Extracted records:
■ ■ ■ ■ ■
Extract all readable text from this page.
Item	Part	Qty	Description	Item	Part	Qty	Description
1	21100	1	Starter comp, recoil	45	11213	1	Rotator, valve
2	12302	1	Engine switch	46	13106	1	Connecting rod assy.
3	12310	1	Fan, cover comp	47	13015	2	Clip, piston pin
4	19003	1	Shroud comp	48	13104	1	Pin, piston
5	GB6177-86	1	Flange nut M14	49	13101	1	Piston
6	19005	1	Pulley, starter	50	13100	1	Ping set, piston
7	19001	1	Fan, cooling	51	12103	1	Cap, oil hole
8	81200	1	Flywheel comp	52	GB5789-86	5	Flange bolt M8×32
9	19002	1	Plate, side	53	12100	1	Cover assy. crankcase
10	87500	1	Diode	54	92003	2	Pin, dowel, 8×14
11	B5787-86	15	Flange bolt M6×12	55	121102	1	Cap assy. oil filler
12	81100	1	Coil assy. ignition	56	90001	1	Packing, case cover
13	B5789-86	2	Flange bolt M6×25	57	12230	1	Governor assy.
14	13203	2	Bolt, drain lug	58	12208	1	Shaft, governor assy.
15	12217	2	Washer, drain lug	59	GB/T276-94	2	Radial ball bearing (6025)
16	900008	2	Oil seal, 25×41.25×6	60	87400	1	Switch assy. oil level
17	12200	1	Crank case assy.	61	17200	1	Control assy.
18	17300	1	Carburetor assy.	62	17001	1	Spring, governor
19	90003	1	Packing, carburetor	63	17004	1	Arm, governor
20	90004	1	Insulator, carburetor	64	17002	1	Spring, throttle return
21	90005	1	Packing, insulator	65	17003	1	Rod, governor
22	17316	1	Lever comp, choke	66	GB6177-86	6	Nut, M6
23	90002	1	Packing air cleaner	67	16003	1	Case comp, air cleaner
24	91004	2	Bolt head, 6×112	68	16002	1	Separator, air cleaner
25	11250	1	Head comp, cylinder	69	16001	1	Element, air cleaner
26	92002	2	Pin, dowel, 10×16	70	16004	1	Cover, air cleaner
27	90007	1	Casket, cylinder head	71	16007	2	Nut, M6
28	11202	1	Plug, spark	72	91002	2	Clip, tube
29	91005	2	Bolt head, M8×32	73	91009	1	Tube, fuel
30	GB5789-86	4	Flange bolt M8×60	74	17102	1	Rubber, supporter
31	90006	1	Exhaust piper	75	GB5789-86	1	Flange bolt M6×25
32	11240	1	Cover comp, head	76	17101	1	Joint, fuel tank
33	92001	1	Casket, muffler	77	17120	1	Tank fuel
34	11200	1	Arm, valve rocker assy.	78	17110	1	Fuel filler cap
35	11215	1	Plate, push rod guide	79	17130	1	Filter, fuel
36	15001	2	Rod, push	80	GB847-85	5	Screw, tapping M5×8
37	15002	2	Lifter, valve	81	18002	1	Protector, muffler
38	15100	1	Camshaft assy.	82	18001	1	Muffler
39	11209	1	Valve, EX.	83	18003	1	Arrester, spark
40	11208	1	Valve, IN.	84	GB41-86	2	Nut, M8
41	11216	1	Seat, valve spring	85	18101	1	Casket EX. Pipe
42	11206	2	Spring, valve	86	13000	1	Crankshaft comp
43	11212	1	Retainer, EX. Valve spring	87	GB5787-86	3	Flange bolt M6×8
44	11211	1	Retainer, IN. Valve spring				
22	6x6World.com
■ ■ ■ ■ ■
▶ [Given problem]: Pull out each line holding the string "cylinder".

▶ [Result]:
25	11250	1	Head comp, cylinder	69	16001	1	Element, air cleaner
27	90007	1	Casket, cylinder head	71	16007	2	Nut, M6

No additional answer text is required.